▶

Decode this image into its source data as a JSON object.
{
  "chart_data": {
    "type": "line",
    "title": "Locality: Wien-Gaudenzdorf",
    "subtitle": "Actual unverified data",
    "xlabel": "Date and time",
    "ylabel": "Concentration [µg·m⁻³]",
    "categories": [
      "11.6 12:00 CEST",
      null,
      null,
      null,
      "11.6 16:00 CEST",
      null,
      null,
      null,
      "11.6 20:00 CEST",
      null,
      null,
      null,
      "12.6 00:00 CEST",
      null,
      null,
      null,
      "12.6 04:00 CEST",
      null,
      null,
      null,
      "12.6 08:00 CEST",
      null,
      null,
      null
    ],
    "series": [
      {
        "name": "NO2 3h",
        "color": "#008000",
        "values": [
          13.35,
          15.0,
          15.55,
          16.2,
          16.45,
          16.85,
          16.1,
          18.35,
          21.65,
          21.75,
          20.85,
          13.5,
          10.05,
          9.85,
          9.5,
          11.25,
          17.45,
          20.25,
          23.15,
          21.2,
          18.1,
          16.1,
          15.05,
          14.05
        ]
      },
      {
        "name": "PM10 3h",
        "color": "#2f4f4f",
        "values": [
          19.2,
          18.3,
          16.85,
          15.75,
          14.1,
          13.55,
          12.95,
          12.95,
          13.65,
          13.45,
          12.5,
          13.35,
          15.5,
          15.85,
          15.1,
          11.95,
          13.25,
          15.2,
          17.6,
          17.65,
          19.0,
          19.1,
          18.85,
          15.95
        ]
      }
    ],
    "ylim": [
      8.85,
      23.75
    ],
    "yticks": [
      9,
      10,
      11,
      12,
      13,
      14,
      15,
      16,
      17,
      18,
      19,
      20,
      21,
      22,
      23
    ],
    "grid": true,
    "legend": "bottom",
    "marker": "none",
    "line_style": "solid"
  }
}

◀

Problem:
Locate all lines holding the word "CEST", then copy them out.

Task response:
      "11.6 12:00 CEST",
      "11.6 16:00 CEST",
      "11.6 20:00 CEST",
      "12.6 00:00 CEST",
      "12.6 04:00 CEST",
      "12.6 08:00 CEST",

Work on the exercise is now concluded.